◆ Items from a data source
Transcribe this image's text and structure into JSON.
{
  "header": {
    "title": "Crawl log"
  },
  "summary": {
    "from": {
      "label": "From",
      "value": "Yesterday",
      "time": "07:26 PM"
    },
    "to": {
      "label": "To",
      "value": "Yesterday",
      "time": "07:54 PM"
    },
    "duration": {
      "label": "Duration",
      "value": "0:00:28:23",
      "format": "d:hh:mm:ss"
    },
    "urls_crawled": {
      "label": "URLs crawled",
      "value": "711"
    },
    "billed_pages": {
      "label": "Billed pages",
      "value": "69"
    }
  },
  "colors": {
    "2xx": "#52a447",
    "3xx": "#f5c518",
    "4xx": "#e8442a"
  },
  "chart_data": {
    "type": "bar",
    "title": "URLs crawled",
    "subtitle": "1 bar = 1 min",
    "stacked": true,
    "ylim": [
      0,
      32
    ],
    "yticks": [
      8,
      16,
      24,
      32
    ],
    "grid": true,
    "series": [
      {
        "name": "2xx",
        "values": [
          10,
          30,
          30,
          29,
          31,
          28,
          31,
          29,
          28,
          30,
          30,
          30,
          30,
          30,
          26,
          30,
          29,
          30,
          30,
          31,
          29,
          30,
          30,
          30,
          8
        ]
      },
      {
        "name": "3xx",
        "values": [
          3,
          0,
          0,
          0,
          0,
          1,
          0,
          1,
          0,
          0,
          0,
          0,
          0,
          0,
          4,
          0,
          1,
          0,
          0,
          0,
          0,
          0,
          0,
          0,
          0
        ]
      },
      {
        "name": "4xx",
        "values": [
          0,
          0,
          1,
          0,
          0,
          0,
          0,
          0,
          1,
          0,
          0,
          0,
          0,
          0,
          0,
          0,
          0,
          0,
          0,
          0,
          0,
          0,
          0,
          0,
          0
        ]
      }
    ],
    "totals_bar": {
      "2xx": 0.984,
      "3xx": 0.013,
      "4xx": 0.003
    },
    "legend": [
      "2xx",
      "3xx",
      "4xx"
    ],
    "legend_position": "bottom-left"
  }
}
---
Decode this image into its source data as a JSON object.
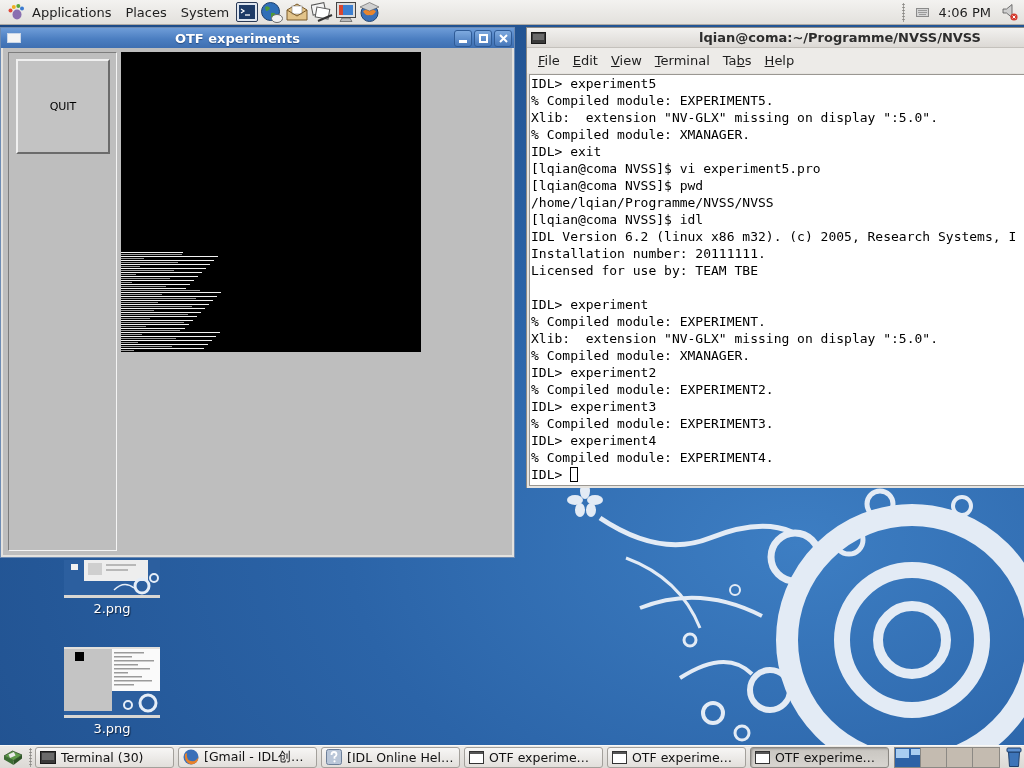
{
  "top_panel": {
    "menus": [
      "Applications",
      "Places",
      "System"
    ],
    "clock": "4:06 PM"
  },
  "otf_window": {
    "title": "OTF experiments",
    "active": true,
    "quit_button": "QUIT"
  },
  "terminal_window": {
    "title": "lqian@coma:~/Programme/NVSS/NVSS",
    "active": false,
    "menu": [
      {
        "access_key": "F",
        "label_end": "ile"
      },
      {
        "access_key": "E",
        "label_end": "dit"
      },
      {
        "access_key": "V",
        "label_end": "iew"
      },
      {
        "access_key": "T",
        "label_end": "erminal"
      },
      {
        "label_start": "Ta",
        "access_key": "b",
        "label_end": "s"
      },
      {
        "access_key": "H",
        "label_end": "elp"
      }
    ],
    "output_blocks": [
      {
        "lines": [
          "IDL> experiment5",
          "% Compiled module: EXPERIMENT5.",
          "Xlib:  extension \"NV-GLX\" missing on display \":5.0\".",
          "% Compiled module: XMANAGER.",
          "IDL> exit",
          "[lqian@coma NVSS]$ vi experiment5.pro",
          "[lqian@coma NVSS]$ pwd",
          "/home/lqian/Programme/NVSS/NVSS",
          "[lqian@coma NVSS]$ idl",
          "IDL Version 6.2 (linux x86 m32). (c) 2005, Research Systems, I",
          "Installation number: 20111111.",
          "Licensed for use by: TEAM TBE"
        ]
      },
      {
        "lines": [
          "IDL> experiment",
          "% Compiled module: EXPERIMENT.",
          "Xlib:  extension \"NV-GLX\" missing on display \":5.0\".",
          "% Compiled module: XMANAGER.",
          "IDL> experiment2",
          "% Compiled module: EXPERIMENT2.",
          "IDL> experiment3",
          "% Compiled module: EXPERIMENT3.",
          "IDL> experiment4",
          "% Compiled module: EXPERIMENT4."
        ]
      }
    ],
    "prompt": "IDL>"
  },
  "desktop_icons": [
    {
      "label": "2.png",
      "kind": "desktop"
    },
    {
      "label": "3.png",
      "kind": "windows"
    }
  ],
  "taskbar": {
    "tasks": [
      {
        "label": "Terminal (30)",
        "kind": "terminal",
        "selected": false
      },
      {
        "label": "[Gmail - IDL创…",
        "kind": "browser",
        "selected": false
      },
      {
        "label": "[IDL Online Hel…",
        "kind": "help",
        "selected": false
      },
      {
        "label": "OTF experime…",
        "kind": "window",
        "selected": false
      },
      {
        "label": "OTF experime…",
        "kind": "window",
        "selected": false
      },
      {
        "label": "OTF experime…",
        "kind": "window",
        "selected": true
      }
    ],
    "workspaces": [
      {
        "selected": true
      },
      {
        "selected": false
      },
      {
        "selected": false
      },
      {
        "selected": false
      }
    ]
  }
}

◆ YOUR TASK
Which lines include "module"? Copy each of them out.

◆ RESPONSE FOR THIS EXERCISE
          "% Compiled module: EXPERIMENT5.",
          "% Compiled module: XMANAGER.",
          "% Compiled module: EXPERIMENT.",
          "% Compiled module: XMANAGER.",
          "% Compiled module: EXPERIMENT2.",
          "% Compiled module: EXPERIMENT3.",
          "% Compiled module: EXPERIMENT4."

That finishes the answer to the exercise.